━━ Entries shown ━━

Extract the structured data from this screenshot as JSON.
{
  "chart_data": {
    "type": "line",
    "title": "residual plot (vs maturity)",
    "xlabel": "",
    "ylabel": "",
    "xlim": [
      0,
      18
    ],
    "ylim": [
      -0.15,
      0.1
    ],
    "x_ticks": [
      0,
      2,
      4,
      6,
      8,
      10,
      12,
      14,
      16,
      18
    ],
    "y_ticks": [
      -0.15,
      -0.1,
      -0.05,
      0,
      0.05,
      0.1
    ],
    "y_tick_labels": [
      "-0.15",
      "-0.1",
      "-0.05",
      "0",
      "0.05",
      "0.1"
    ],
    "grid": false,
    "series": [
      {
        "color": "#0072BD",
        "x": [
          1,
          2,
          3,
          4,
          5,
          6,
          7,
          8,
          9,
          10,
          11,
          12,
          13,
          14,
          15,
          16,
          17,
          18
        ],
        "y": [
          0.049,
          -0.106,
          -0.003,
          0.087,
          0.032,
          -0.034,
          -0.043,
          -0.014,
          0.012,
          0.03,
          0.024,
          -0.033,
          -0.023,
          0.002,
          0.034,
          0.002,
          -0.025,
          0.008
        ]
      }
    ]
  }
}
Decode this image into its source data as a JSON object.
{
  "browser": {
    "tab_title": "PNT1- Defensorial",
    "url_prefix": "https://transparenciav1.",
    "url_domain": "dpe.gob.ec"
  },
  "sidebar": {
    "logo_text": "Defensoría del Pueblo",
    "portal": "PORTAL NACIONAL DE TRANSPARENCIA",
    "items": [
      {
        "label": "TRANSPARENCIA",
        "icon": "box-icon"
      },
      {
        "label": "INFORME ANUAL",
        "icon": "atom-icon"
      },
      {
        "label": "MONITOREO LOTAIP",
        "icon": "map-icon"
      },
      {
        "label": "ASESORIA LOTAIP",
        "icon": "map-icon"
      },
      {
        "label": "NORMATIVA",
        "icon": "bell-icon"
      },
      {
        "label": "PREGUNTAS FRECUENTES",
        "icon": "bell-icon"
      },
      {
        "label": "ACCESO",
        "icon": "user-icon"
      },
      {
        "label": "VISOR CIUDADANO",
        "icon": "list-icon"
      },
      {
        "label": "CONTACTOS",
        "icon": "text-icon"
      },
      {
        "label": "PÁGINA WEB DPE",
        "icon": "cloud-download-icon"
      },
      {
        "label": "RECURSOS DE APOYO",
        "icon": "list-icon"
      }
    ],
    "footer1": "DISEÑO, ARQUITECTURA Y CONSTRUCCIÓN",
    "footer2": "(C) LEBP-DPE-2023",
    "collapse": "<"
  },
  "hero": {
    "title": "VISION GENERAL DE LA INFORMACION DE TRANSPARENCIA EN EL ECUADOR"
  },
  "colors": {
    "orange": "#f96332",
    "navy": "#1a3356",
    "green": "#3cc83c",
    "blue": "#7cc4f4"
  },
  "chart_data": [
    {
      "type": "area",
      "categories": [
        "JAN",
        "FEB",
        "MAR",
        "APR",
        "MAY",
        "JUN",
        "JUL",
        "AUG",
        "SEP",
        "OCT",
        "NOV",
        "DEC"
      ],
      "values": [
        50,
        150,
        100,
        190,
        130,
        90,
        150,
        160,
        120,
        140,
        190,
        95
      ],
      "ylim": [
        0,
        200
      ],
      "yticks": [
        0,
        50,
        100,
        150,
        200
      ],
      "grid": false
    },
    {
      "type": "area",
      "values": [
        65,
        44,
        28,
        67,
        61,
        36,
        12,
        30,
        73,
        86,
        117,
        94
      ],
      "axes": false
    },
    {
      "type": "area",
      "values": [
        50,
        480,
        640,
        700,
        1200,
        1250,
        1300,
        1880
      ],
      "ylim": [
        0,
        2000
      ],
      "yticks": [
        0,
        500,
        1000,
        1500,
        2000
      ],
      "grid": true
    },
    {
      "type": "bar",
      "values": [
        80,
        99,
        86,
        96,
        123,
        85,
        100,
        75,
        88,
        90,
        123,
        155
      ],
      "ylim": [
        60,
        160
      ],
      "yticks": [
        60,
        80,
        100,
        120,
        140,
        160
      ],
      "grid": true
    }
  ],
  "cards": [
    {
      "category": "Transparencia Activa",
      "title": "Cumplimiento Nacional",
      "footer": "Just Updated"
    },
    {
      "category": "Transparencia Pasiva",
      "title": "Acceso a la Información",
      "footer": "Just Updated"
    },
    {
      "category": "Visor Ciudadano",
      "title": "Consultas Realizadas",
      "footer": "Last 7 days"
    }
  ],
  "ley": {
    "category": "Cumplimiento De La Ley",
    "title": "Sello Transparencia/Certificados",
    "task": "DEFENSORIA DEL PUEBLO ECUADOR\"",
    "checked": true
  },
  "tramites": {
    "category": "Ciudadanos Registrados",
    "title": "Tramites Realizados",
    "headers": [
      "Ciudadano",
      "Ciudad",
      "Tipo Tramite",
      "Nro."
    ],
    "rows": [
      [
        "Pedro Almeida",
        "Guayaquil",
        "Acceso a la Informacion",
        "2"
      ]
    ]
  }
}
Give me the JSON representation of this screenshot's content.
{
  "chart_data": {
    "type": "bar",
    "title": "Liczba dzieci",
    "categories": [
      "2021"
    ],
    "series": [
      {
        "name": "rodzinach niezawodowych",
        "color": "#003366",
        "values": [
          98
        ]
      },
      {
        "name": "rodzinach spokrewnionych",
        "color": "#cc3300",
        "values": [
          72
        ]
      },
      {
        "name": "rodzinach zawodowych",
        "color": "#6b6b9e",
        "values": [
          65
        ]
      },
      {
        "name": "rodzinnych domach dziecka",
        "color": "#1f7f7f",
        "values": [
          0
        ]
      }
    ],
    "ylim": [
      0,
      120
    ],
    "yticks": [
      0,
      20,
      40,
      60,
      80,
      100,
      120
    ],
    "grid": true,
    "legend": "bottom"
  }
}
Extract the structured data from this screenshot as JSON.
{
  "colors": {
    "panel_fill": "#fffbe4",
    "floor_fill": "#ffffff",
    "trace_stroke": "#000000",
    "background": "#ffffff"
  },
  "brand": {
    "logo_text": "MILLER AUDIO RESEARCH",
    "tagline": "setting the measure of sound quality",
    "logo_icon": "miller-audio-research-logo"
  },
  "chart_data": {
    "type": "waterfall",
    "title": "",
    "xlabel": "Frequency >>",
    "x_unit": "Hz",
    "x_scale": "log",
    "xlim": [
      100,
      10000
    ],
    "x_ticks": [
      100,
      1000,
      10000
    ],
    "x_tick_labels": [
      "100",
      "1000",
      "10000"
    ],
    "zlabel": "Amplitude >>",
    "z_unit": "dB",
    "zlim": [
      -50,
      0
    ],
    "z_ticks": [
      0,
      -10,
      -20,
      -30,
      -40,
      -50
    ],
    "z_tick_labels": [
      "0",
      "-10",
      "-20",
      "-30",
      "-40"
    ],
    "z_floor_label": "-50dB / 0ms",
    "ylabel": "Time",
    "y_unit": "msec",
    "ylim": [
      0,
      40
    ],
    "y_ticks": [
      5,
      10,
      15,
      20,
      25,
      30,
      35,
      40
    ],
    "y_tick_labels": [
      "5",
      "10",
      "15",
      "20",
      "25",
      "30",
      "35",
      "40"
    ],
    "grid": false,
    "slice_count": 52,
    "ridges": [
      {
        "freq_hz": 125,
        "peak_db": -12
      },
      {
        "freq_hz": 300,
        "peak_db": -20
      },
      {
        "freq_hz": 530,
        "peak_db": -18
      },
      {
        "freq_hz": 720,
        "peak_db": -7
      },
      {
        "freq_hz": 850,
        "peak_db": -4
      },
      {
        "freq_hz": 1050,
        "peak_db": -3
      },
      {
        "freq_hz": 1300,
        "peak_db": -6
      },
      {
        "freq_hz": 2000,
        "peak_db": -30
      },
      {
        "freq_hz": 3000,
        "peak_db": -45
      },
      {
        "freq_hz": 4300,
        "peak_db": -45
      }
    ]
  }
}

━━━

Stated task: Which lines above contain the word "ECUADOR"? Copy each of them.

Task result:
    "title": "VISION GENERAL DE LA INFORMACION DE TRANSPARENCIA EN EL ECUADOR"
    "task": "DEFENSORIA DEL PUEBLO ECUADOR\"",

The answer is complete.